Start of MATERIALS PROVIDED
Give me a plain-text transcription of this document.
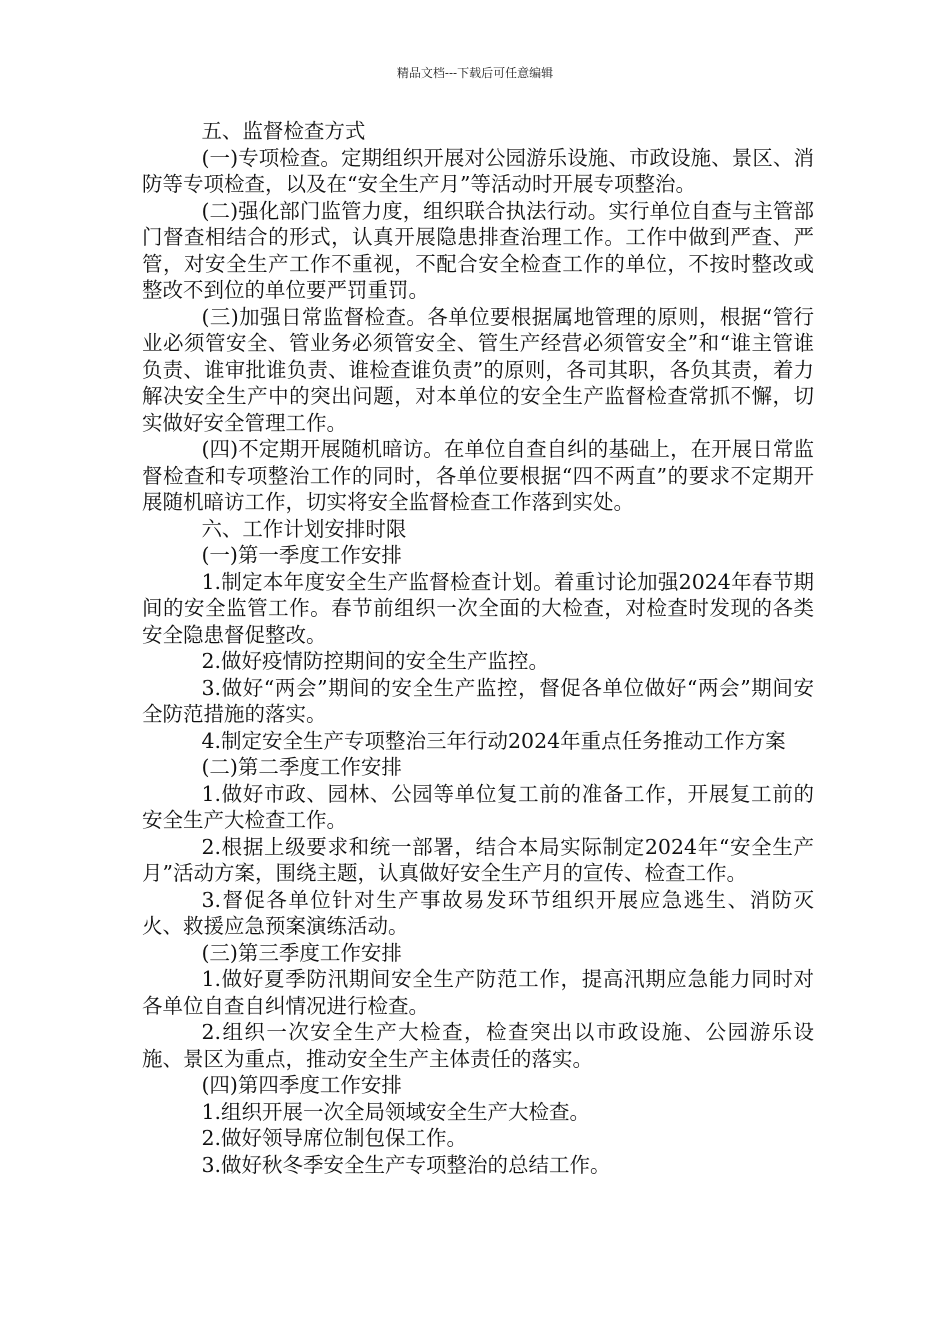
精品文档---下载后可任意编辑

五、监督检查方式

(一)专项检查。定期组织开展对公园游乐设施、市政设施、景区、消防等专项检查，以及在“安全生产月”等活动时开展专项整治。

(二)强化部门监管力度，组织联合执法行动。实行单位自查与主管部门督查相结合的形式，认真开展隐患排查治理工作。工作中做到严查、严管，对安全生产工作不重视，不配合安全检查工作的单位，不按时整改或整改不到位的单位要严罚重罚。

(三)加强日常监督检查。各单位要根据属地管理的原则，根据“管行业必须管安全、管业务必须管安全、管生产经营必须管安全”和“谁主管谁负责、谁审批谁负责、谁检查谁负责”的原则，各司其职，各负其责，着力解决安全生产中的突出问题，对本单位的安全生产监督检查常抓不懈，切实做好安全管理工作。

(四)不定期开展随机暗访。在单位自查自纠的基础上，在开展日常监督检查和专项整治工作的同时，各单位要根据“四不两直”的要求不定期开展随机暗访工作，切实将安全监督检查工作落到实处。

六、工作计划安排时限

(一)第一季度工作安排

1.制定本年度安全生产监督检查计划。着重讨论加强2024年春节期间的安全监管工作。春节前组织一次全面的大检查，对检查时发现的各类安全隐患督促整改。

2.做好疫情防控期间的安全生产监控。

3.做好“两会”期间的安全生产监控，督促各单位做好“两会”期间安全防范措施的落实。

4.制定安全生产专项整治三年行动2024年重点任务推动工作方案

(二)第二季度工作安排

1.做好市政、园林、公园等单位复工前的准备工作，开展复工前的安全生产大检查工作。

2.根据上级要求和统一部署，结合本局实际制定2024年“安全生产月”活动方案，围绕主题，认真做好安全生产月的宣传、检查工作。

3.督促各单位针对生产事故易发环节组织开展应急逃生、消防灭火、救援应急预案演练活动。

(三)第三季度工作安排

1.做好夏季防汛期间安全生产防范工作，提高汛期应急能力同时对各单位自查自纠情况进行检查。

2.组织一次安全生产大检查，检查突出以市政设施、公园游乐设施、景区为重点，推动安全生产主体责任的落实。

(四)第四季度工作安排

1.组织开展一次全局领域安全生产大检查。

2.做好领导席位制包保工作。

3.做好秋冬季安全生产专项整治的总结工作。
End of MATERIALS PROVIDED
■ THE REQUEST: Which lines in the listing above hold the word "安全生产月"? Show each of them.

■ RESULT:
(一)专项检查。定期组织开展对公园游乐设施、市政设施、景区、消防等专项检查，以及在“安全生产月”等活动时开展专项整治。
2.根据上级要求和统一部署，结合本局实际制定2024年“安全生产月”活动方案，围绕主题，认真做好安全生产月的宣传、检查工作。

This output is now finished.